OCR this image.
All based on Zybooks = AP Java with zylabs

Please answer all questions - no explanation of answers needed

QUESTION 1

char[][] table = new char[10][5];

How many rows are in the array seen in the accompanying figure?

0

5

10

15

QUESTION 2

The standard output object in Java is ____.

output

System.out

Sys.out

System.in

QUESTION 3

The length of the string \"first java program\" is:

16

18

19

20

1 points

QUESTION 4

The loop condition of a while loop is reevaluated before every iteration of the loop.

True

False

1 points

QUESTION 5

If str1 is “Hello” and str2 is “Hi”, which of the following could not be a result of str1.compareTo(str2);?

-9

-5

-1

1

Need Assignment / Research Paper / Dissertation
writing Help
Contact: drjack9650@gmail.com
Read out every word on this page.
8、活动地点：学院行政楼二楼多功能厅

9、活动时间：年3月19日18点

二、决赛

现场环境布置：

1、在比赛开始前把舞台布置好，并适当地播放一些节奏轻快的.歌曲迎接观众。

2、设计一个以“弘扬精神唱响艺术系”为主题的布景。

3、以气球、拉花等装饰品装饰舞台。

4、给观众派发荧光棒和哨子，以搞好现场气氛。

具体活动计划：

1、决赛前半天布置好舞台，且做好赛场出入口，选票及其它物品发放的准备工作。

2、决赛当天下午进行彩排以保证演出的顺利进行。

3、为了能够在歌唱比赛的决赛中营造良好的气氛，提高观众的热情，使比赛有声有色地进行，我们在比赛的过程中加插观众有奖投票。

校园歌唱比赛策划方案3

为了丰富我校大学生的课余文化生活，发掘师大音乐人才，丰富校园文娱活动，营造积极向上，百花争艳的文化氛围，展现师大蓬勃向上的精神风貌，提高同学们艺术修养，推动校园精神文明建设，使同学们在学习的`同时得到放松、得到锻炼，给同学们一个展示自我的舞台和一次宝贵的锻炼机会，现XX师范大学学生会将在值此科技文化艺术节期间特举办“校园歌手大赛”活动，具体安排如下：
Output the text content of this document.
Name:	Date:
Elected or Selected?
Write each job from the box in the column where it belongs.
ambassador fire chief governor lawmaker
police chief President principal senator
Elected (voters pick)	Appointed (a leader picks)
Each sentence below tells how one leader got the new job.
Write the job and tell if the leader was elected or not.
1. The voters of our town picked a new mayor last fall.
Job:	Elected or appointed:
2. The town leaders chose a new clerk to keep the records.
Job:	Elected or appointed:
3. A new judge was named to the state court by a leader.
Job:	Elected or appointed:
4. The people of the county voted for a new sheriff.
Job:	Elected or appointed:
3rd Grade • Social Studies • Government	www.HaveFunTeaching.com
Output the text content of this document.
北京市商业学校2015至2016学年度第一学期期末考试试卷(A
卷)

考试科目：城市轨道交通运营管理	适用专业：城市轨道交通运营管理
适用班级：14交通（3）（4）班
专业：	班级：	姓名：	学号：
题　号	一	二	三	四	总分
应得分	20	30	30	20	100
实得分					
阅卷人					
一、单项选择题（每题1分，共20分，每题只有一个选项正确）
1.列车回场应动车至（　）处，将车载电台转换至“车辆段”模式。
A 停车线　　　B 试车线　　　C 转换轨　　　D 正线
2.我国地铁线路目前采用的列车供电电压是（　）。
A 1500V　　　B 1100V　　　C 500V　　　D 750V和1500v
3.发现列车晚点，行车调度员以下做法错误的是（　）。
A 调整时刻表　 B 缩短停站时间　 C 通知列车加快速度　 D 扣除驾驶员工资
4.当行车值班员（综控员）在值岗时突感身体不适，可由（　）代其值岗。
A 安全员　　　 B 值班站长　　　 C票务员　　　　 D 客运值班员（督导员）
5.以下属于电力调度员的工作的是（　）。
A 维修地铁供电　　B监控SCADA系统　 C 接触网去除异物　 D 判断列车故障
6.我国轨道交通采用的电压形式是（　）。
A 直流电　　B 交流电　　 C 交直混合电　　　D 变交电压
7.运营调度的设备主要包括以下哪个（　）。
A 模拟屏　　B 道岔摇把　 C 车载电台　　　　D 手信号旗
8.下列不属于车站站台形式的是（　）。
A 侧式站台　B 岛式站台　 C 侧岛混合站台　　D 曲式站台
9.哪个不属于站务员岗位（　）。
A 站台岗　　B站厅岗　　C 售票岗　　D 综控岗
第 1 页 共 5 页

=== WHAT THIS TASK INVOLVES ===
The lines above should be duplicated exactly.

=== ANSWER FOR THIS EXERCISE ===
OCR this image.
All based on Zybooks = AP Java with zylabs

Please answer all questions - no explanation of answers needed

QUESTION 1

char[][] table = new char[10][5];

How many rows are in the array seen in the accompanying figure?

0

5

10

15

QUESTION 2

The standard output object in Java is ____.

output

System.out

Sys.out

System.in

QUESTION 3

The length of the string \"first java program\" is:

16

18

19

20

1 points

QUESTION 4

The loop condition of a while loop is reevaluated before every iteration of the loop.

True

False

1 points

QUESTION 5

If str1 is “Hello” and str2 is “Hi”, which of the following could not be a result of str1.compareTo(str2);?

-9

-5

-1

1

Need Assignment / Research Paper / Dissertation
writing Help
Contact: drjack9650@gmail.com
Read out every word on this page.
8、活动地点：学院行政楼二楼多功能厅

9、活动时间：年3月19日18点

二、决赛

现场环境布置：

1、在比赛开始前把舞台布置好，并适当地播放一些节奏轻快的.歌曲迎接观众。

2、设计一个以“弘扬精神唱响艺术系”为主题的布景。

3、以气球、拉花等装饰品装饰舞台。

4、给观众派发荧光棒和哨子，以搞好现场气氛。

具体活动计划：

1、决赛前半天布置好舞台，且做好赛场出入口，选票及其它物品发放的准备工作。

2、决赛当天下午进行彩排以保证演出的顺利进行。

3、为了能够在歌唱比赛的决赛中营造良好的气氛，提高观众的热情，使比赛有声有色地进行，我们在比赛的过程中加插观众有奖投票。

校园歌唱比赛策划方案3

为了丰富我校大学生的课余文化生活，发掘师大音乐人才，丰富校园文娱活动，营造积极向上，百花争艳的文化氛围，展现师大蓬勃向上的精神风貌，提高同学们艺术修养，推动校园精神文明建设，使同学们在学习的`同时得到放松、得到锻炼，给同学们一个展示自我的舞台和一次宝贵的锻炼机会，现XX师范大学学生会将在值此科技文化艺术节期间特举办“校园歌手大赛”活动，具体安排如下：
Output the text content of this document.
Name:	Date:
Elected or Selected?
Write each job from the box in the column where it belongs.
ambassador fire chief governor lawmaker
police chief President principal senator
Elected (voters pick)	Appointed (a leader picks)
Each sentence below tells how one leader got the new job.
Write the job and tell if the leader was elected or not.
1. The voters of our town picked a new mayor last fall.
Job:	Elected or appointed:
2. The town leaders chose a new clerk to keep the records.
Job:	Elected or appointed:
3. A new judge was named to the state court by a leader.
Job:	Elected or appointed:
4. The people of the county voted for a new sheriff.
Job:	Elected or appointed:
3rd Grade • Social Studies • Government	www.HaveFunTeaching.com
Output the text content of this document.
北京市商业学校2015至2016学年度第一学期期末考试试卷(A
卷)

考试科目：城市轨道交通运营管理	适用专业：城市轨道交通运营管理
适用班级：14交通（3）（4）班
专业：	班级：	姓名：	学号：
题　号	一	二	三	四	总分
应得分	20	30	30	20	100
实得分					
阅卷人					
一、单项选择题（每题1分，共20分，每题只有一个选项正确）
1.列车回场应动车至（　）处，将车载电台转换至“车辆段”模式。
A 停车线　　　B 试车线　　　C 转换轨　　　D 正线
2.我国地铁线路目前采用的列车供电电压是（　）。
A 1500V　　　B 1100V　　　C 500V　　　D 750V和1500v
3.发现列车晚点，行车调度员以下做法错误的是（　）。
A 调整时刻表　 B 缩短停站时间　 C 通知列车加快速度　 D 扣除驾驶员工资
4.当行车值班员（综控员）在值岗时突感身体不适，可由（　）代其值岗。
A 安全员　　　 B 值班站长　　　 C票务员　　　　 D 客运值班员（督导员）
5.以下属于电力调度员的工作的是（　）。
A 维修地铁供电　　B监控SCADA系统　 C 接触网去除异物　 D 判断列车故障
6.我国轨道交通采用的电压形式是（　）。
A 直流电　　B 交流电　　 C 交直混合电　　　D 变交电压
7.运营调度的设备主要包括以下哪个（　）。
A 模拟屏　　B 道岔摇把　 C 车载电台　　　　D 手信号旗
8.下列不属于车站站台形式的是（　）。
A 侧式站台　B 岛式站台　 C 侧岛混合站台　　D 曲式站台
9.哪个不属于站务员岗位（　）。
A 站台岗　　B站厅岗　　C 售票岗　　D 综控岗
第 1 页 共 5 页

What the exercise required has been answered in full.